- [Extracted records]:
◆ ◆ ◆ ◆ ◆
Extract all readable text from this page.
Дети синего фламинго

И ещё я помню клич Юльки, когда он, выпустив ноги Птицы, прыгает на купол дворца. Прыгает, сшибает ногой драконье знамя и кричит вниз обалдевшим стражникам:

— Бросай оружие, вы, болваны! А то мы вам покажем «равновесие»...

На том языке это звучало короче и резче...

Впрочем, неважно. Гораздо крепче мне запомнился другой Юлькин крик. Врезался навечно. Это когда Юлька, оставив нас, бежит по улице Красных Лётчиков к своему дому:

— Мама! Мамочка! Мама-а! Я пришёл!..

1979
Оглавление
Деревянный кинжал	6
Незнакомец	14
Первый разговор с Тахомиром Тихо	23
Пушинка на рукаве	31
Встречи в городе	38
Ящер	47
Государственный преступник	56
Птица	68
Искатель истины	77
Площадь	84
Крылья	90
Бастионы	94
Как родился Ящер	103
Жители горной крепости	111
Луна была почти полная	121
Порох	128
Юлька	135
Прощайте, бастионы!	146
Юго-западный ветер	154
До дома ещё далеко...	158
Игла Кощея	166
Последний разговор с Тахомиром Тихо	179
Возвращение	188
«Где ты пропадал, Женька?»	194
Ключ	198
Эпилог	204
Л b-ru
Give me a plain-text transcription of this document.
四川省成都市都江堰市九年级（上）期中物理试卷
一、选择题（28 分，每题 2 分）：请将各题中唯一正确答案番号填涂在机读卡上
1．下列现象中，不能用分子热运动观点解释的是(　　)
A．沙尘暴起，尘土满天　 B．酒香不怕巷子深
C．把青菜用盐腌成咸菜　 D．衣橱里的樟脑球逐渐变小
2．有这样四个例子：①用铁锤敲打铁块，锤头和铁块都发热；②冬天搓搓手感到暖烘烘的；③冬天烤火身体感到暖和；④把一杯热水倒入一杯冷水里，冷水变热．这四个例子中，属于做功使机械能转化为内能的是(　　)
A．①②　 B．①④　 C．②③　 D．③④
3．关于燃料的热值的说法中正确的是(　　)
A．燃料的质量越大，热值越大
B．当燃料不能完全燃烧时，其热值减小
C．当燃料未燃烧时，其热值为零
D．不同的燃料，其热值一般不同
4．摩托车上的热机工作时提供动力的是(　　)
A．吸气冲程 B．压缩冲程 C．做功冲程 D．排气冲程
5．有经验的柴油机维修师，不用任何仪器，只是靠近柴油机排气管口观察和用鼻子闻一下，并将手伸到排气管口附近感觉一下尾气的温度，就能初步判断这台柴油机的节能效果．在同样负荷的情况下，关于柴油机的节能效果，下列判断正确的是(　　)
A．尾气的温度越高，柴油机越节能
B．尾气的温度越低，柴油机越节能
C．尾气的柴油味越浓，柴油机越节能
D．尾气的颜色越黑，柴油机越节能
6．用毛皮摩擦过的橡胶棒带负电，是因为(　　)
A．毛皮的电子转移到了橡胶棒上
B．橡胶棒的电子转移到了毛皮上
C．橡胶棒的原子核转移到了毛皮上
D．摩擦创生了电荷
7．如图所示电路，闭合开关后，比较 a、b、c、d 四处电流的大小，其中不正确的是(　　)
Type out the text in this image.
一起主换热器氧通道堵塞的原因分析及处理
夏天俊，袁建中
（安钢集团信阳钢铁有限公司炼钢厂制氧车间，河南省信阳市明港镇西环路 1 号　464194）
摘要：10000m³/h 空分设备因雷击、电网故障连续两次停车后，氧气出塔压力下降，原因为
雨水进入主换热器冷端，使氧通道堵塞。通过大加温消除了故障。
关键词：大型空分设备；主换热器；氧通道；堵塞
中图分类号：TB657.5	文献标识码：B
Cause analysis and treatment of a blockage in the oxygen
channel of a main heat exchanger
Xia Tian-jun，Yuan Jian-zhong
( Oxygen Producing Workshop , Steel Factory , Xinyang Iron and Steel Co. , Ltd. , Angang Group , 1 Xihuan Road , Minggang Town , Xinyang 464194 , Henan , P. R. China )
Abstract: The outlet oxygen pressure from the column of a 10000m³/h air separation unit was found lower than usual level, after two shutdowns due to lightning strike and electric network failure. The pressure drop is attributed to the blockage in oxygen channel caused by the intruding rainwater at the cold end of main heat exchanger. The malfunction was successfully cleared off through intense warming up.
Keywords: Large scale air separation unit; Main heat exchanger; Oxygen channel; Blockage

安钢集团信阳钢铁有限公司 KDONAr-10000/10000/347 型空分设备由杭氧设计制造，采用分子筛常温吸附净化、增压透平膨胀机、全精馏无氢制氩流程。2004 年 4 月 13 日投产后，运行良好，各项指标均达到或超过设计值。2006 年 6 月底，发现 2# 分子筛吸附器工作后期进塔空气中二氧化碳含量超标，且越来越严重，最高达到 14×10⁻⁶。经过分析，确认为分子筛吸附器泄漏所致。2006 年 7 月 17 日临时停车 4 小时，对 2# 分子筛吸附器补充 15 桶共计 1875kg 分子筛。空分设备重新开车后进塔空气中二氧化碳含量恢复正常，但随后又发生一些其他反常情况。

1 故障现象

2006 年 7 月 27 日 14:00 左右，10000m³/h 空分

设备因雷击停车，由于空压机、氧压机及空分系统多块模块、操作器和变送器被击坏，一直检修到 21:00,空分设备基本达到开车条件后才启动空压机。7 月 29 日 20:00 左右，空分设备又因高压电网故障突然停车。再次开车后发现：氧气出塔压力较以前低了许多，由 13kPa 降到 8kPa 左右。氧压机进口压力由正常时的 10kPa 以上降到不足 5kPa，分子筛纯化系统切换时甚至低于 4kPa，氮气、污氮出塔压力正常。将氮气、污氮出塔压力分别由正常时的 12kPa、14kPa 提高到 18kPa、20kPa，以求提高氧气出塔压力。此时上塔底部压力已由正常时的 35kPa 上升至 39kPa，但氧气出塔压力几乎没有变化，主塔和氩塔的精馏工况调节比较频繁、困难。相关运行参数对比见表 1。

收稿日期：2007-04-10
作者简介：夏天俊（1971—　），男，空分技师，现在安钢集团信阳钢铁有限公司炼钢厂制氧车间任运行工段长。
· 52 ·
◆ ◆ ◆ ◆ ◆
- [TASK DIRECTIONS]:
Choose all lines containing the string "когда" and copy them out.

- [EXERCISE RESPONSE]:
И ещё я помню клич Юльки, когда он, выпустив ноги Птицы, прыгает на купол дворца. Прыгает, сшибает ногой драконье знамя и кричит вниз обалдевшим стражникам:
Впрочем, неважно. Гораздо крепче мне запомнился другой Юлькин крик. Врезался навечно. Это когда Юлька, оставив нас, бежит по улице Красных Лётчиков к своему дому:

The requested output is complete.